Begin Data excerpts
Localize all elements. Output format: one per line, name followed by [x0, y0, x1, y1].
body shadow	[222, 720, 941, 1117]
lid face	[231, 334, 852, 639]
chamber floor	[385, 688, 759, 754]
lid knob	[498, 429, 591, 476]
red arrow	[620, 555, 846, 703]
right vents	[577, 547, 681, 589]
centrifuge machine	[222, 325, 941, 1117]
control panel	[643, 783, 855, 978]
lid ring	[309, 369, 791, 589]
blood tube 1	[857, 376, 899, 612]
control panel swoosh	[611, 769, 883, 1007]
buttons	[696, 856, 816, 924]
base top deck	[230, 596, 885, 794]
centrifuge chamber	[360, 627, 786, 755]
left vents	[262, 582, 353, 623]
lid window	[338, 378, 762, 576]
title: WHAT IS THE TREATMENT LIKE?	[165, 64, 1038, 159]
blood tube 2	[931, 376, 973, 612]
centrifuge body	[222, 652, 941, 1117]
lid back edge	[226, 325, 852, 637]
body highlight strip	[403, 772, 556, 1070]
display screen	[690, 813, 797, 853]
End Data excerpts
Begin Data excerpts
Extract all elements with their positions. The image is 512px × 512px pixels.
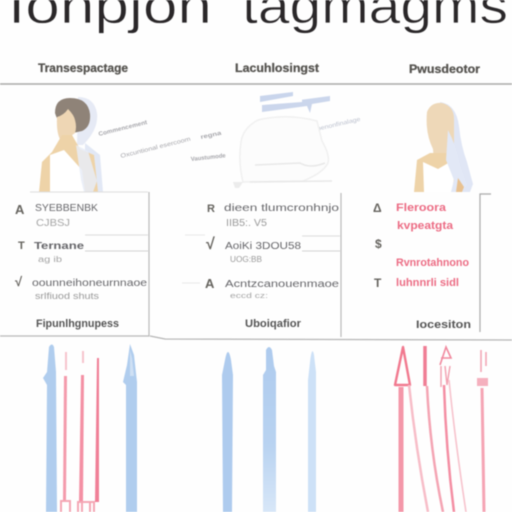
End Data excerpts
Begin Data excerpts
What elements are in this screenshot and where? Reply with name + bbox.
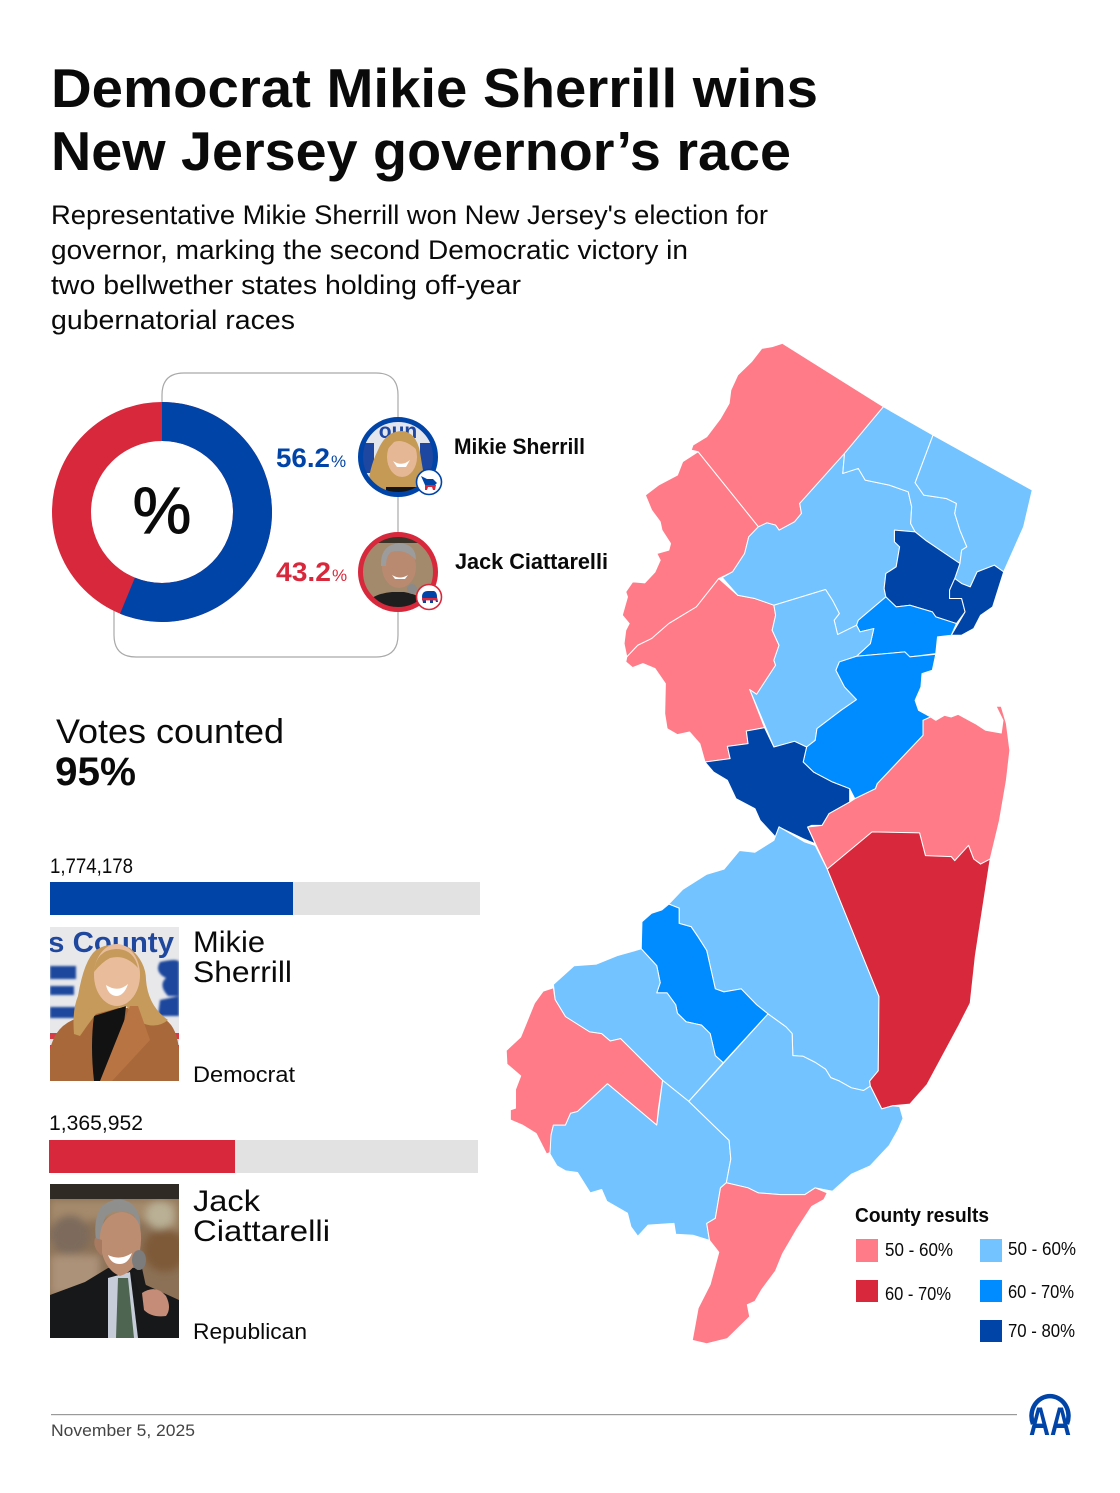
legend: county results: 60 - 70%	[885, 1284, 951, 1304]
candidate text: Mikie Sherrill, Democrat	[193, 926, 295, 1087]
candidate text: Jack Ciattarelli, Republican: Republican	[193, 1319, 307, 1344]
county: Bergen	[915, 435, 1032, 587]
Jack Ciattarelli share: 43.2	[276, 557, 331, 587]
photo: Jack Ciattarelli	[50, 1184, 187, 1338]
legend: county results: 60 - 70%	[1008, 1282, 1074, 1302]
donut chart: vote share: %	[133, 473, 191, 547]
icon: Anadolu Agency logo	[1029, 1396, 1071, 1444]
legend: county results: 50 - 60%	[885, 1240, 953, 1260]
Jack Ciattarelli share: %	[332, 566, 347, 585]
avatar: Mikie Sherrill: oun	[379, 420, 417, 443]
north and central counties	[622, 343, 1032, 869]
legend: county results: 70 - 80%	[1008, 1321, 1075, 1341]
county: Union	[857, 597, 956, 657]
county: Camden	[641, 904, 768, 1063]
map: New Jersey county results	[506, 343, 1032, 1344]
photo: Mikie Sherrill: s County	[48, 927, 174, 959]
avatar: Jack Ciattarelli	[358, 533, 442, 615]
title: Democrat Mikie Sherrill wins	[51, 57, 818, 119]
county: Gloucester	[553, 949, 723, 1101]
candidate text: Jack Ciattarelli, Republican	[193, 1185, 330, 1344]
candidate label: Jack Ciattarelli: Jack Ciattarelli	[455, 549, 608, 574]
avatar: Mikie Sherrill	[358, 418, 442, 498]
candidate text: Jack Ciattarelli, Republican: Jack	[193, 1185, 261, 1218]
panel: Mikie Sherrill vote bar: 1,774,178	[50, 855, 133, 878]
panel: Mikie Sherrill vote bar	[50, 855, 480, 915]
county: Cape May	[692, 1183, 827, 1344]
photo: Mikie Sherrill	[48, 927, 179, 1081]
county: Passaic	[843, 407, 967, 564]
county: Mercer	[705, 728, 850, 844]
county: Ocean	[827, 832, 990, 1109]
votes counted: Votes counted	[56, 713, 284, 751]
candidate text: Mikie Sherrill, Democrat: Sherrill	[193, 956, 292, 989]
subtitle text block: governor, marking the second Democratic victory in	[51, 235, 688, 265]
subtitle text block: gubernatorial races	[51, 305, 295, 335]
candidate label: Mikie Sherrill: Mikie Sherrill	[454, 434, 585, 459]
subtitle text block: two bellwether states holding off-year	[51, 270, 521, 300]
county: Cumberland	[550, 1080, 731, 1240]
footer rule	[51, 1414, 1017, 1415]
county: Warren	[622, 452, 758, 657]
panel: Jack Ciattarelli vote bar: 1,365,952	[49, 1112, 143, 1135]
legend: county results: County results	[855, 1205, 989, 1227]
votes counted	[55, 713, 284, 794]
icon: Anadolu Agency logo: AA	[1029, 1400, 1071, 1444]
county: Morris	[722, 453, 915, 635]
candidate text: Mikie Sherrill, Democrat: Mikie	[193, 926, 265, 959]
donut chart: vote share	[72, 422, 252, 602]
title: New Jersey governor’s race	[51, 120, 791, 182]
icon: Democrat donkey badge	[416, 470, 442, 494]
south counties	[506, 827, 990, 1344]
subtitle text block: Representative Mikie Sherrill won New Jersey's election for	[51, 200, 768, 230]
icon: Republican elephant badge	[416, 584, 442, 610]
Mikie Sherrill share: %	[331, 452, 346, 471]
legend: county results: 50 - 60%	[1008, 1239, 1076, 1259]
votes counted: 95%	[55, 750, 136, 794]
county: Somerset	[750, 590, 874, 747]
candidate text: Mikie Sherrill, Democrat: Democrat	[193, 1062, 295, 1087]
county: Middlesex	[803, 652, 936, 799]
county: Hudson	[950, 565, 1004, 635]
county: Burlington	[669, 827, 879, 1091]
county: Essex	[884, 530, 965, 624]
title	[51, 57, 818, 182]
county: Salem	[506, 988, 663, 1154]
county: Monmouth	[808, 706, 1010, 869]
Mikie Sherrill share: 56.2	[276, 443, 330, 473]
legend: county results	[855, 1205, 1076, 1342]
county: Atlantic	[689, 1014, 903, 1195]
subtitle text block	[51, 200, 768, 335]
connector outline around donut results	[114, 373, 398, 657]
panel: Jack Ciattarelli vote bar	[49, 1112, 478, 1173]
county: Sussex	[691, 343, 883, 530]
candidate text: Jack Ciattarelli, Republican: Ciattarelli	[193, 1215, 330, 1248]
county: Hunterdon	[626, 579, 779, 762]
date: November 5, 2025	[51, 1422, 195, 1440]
End Data excerpts
> [Work to do]
Could you write out the lines that open with the one containing "Localize all elements." and close with the one containing "813, 797, 853]", changing every "lid" to "cover" and leaving everything else as it is?

> [Exercise result]
Localize all elements. Output format: one per line, name followed by [x0, y0, x1, y1].
body shadow	[222, 720, 941, 1117]
cover face	[231, 334, 852, 639]
chamber floor	[385, 688, 759, 754]
cover knob	[498, 429, 591, 476]
red arrow	[620, 555, 846, 703]
right vents	[577, 547, 681, 589]
centrifuge machine	[222, 325, 941, 1117]
control panel	[643, 783, 855, 978]
cover ring	[309, 369, 791, 589]
blood tube 1	[857, 376, 899, 612]
control panel swoosh	[611, 769, 883, 1007]
buttons	[696, 856, 816, 924]
base top deck	[230, 596, 885, 794]
centrifuge chamber	[360, 627, 786, 755]
left vents	[262, 582, 353, 623]
cover window	[338, 378, 762, 576]
title: WHAT IS THE TREATMENT LIKE?	[165, 64, 1038, 159]
blood tube 2	[931, 376, 973, 612]
centrifuge body	[222, 652, 941, 1117]
cover back edge	[226, 325, 852, 637]
body highlight strip	[403, 772, 556, 1070]
display screen	[690, 813, 797, 853]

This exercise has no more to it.